## What you have to do
Every record must be repeated exactly, with no omission.

## Items
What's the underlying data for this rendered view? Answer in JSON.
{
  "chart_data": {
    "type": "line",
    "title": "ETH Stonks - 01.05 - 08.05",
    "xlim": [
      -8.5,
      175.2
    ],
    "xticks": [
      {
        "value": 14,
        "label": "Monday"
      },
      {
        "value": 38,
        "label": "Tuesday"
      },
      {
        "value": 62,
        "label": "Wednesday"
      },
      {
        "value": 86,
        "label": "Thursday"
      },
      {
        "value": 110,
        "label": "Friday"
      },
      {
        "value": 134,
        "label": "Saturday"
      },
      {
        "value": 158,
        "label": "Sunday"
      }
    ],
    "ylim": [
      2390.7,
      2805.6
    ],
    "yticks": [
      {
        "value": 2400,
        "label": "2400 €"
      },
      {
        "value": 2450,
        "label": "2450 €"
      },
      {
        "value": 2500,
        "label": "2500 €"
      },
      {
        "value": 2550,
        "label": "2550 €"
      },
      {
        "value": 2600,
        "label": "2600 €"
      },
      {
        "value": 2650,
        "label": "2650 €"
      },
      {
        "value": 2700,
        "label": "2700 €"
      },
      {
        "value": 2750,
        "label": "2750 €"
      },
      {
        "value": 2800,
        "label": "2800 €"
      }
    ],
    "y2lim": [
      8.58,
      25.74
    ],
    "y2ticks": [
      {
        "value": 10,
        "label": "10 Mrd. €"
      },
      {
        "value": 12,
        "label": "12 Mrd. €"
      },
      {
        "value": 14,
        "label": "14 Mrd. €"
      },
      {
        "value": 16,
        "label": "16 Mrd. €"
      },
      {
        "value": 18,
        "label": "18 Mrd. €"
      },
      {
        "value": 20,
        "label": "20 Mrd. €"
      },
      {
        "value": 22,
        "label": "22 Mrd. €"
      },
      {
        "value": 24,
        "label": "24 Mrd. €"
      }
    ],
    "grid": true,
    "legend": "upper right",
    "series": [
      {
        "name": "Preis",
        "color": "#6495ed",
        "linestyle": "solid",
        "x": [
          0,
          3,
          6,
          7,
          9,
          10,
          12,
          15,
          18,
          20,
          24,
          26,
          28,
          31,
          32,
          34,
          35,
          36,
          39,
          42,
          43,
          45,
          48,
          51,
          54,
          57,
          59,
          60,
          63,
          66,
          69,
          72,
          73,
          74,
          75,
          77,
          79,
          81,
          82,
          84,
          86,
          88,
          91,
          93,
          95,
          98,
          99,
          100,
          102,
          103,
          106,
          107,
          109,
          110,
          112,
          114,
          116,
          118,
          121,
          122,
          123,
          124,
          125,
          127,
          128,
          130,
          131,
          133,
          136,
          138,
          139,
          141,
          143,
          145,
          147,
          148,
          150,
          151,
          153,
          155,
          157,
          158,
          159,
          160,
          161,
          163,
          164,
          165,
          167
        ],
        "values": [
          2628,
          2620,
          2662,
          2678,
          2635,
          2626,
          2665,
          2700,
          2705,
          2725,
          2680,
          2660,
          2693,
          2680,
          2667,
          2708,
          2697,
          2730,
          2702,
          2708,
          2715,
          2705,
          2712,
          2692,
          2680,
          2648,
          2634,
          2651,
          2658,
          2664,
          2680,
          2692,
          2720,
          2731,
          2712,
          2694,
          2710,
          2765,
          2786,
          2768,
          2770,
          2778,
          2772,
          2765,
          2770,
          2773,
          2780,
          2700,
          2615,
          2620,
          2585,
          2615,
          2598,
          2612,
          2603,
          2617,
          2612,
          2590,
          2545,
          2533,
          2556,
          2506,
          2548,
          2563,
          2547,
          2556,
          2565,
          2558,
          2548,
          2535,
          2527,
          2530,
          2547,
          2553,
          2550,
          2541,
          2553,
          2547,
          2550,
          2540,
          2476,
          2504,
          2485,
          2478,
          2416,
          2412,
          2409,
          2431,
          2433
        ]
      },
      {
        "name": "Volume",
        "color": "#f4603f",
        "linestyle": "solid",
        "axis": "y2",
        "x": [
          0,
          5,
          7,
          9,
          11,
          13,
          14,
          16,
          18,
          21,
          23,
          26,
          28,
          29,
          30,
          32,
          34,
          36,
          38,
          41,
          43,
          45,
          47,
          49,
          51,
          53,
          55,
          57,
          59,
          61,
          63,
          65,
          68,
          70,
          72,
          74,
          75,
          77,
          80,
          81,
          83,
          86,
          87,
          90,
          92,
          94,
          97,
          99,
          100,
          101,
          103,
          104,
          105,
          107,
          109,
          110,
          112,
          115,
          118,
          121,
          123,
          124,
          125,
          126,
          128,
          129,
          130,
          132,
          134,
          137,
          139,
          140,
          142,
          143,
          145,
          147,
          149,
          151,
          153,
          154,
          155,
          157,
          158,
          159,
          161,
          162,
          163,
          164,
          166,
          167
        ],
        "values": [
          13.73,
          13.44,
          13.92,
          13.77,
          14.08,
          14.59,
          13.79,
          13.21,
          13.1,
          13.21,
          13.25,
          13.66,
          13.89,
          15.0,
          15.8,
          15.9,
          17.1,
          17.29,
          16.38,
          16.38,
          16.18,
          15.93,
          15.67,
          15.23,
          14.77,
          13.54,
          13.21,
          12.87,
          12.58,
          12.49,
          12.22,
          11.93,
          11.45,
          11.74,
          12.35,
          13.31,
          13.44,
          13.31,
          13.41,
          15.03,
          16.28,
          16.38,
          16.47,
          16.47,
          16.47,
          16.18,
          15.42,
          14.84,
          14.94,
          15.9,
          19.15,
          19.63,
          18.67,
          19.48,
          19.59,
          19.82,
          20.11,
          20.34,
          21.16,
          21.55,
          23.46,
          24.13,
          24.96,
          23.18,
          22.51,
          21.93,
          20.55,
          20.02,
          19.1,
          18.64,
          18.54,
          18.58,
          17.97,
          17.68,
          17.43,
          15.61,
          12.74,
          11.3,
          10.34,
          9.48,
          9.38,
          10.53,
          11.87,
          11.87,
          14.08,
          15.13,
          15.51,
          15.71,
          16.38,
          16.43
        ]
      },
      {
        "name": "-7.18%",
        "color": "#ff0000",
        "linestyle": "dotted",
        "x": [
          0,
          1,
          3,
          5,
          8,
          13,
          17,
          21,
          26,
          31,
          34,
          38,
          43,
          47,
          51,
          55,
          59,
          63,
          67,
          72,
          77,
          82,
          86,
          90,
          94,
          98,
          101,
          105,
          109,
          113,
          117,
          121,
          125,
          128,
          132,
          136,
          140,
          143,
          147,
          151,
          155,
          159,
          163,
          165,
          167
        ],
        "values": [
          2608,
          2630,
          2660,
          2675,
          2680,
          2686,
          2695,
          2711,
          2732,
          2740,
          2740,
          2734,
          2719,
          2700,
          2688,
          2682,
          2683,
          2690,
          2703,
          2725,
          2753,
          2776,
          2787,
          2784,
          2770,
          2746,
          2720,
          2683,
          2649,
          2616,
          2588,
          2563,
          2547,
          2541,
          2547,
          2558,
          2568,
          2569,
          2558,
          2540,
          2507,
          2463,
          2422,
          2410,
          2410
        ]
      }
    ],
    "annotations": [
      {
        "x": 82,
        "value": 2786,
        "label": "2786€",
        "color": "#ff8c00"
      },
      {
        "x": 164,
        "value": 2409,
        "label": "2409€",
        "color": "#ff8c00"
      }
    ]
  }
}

## The answer
What's the underlying data for this rendered view? Answer in JSON.
{
  "chart_data": {
    "type": "line",
    "title": "ETH Stonks - 01.05 - 08.05",
    "xlim": [
      -8.5,
      175.2
    ],
    "xticks": [
      {
        "value": 14,
        "label": "Monday"
      },
      {
        "value": 38,
        "label": "Tuesday"
      },
      {
        "value": 62,
        "label": "Wednesday"
      },
      {
        "value": 86,
        "label": "Thursday"
      },
      {
        "value": 110,
        "label": "Friday"
      },
      {
        "value": 134,
        "label": "Saturday"
      },
      {
        "value": 158,
        "label": "Sunday"
      }
    ],
    "ylim": [
      2390.7,
      2805.6
    ],
    "yticks": [
      {
        "value": 2400,
        "label": "2400 €"
      },
      {
        "value": 2450,
        "label": "2450 €"
      },
      {
        "value": 2500,
        "label": "2500 €"
      },
      {
        "value": 2550,
        "label": "2550 €"
      },
      {
        "value": 2600,
        "label": "2600 €"
      },
      {
        "value": 2650,
        "label": "2650 €"
      },
      {
        "value": 2700,
        "label": "2700 €"
      },
      {
        "value": 2750,
        "label": "2750 €"
      },
      {
        "value": 2800,
        "label": "2800 €"
      }
    ],
    "y2lim": [
      8.58,
      25.74
    ],
    "y2ticks": [
      {
        "value": 10,
        "label": "10 Mrd. €"
      },
      {
        "value": 12,
        "label": "12 Mrd. €"
      },
      {
        "value": 14,
        "label": "14 Mrd. €"
      },
      {
        "value": 16,
        "label": "16 Mrd. €"
      },
      {
        "value": 18,
        "label": "18 Mrd. €"
      },
      {
        "value": 20,
        "label": "20 Mrd. €"
      },
      {
        "value": 22,
        "label": "22 Mrd. €"
      },
      {
        "value": 24,
        "label": "24 Mrd. €"
      }
    ],
    "grid": true,
    "legend": "upper right",
    "series": [
      {
        "name": "Preis",
        "color": "#6495ed",
        "linestyle": "solid",
        "x": [
          0,
          3,
          6,
          7,
          9,
          10,
          12,
          15,
          18,
          20,
          24,
          26,
          28,
          31,
          32,
          34,
          35,
          36,
          39,
          42,
          43,
          45,
          48,
          51,
          54,
          57,
          59,
          60,
          63,
          66,
          69,
          72,
          73,
          74,
          75,
          77,
          79,
          81,
          82,
          84,
          86,
          88,
          91,
          93,
          95,
          98,
          99,
          100,
          102,
          103,
          106,
          107,
          109,
          110,
          112,
          114,
          116,
          118,
          121,
          122,
          123,
          124,
          125,
          127,
          128,
          130,
          131,
          133,
          136,
          138,
          139,
          141,
          143,
          145,
          147,
          148,
          150,
          151,
          153,
          155,
          157,
          158,
          159,
          160,
          161,
          163,
          164,
          165,
          167
        ],
        "values": [
          2628,
          2620,
          2662,
          2678,
          2635,
          2626,
          2665,
          2700,
          2705,
          2725,
          2680,
          2660,
          2693,
          2680,
          2667,
          2708,
          2697,
          2730,
          2702,
          2708,
          2715,
          2705,
          2712,
          2692,
          2680,
          2648,
          2634,
          2651,
          2658,
          2664,
          2680,
          2692,
          2720,
          2731,
          2712,
          2694,
          2710,
          2765,
          2786,
          2768,
          2770,
          2778,
          2772,
          2765,
          2770,
          2773,
          2780,
          2700,
          2615,
          2620,
          2585,
          2615,
          2598,
          2612,
          2603,
          2617,
          2612,
          2590,
          2545,
          2533,
          2556,
          2506,
          2548,
          2563,
          2547,
          2556,
          2565,
          2558,
          2548,
          2535,
          2527,
          2530,
          2547,
          2553,
          2550,
          2541,
          2553,
          2547,
          2550,
          2540,
          2476,
          2504,
          2485,
          2478,
          2416,
          2412,
          2409,
          2431,
          2433
        ]
      },
      {
        "name": "Volume",
        "color": "#f4603f",
        "linestyle": "solid",
        "axis": "y2",
        "x": [
          0,
          5,
          7,
          9,
          11,
          13,
          14,
          16,
          18,
          21,
          23,
          26,
          28,
          29,
          30,
          32,
          34,
          36,
          38,
          41,
          43,
          45,
          47,
          49,
          51,
          53,
          55,
          57,
          59,
          61,
          63,
          65,
          68,
          70,
          72,
          74,
          75,
          77,
          80,
          81,
          83,
          86,
          87,
          90,
          92,
          94,
          97,
          99,
          100,
          101,
          103,
          104,
          105,
          107,
          109,
          110,
          112,
          115,
          118,
          121,
          123,
          124,
          125,
          126,
          128,
          129,
          130,
          132,
          134,
          137,
          139,
          140,
          142,
          143,
          145,
          147,
          149,
          151,
          153,
          154,
          155,
          157,
          158,
          159,
          161,
          162,
          163,
          164,
          166,
          167
        ],
        "values": [
          13.73,
          13.44,
          13.92,
          13.77,
          14.08,
          14.59,
          13.79,
          13.21,
          13.1,
          13.21,
          13.25,
          13.66,
          13.89,
          15.0,
          15.8,
          15.9,
          17.1,
          17.29,
          16.38,
          16.38,
          16.18,
          15.93,
          15.67,
          15.23,
          14.77,
          13.54,
          13.21,
          12.87,
          12.58,
          12.49,
          12.22,
          11.93,
          11.45,
          11.74,
          12.35,
          13.31,
          13.44,
          13.31,
          13.41,
          15.03,
          16.28,
          16.38,
          16.47,
          16.47,
          16.47,
          16.18,
          15.42,
          14.84,
          14.94,
          15.9,
          19.15,
          19.63,
          18.67,
          19.48,
          19.59,
          19.82,
          20.11,
          20.34,
          21.16,
          21.55,
          23.46,
          24.13,
          24.96,
          23.18,
          22.51,
          21.93,
          20.55,
          20.02,
          19.1,
          18.64,
          18.54,
          18.58,
          17.97,
          17.68,
          17.43,
          15.61,
          12.74,
          11.3,
          10.34,
          9.48,
          9.38,
          10.53,
          11.87,
          11.87,
          14.08,
          15.13,
          15.51,
          15.71,
          16.38,
          16.43
        ]
      },
      {
        "name": "-7.18%",
        "color": "#ff0000",
        "linestyle": "dotted",
        "x": [
          0,
          1,
          3,
          5,
          8,
          13,
          17,
          21,
          26,
          31,
          34,
          38,
          43,
          47,
          51,
          55,
          59,
          63,
          67,
          72,
          77,
          82,
          86,
          90,
          94,
          98,
          101,
          105,
          109,
          113,
          117,
          121,
          125,
          128,
          132,
          136,
          140,
          143,
          147,
          151,
          155,
          159,
          163,
          165,
          167
        ],
        "values": [
          2608,
          2630,
          2660,
          2675,
          2680,
          2686,
          2695,
          2711,
          2732,
          2740,
          2740,
          2734,
          2719,
          2700,
          2688,
          2682,
          2683,
          2690,
          2703,
          2725,
          2753,
          2776,
          2787,
          2784,
          2770,
          2746,
          2720,
          2683,
          2649,
          2616,
          2588,
          2563,
          2547,
          2541,
          2547,
          2558,
          2568,
          2569,
          2558,
          2540,
          2507,
          2463,
          2422,
          2410,
          2410
        ]
      }
    ],
    "annotations": [
      {
        "x": 82,
        "value": 2786,
        "label": "2786€",
        "color": "#ff8c00"
      },
      {
        "x": 164,
        "value": 2409,
        "label": "2409€",
        "color": "#ff8c00"
      }
    ]
  }
}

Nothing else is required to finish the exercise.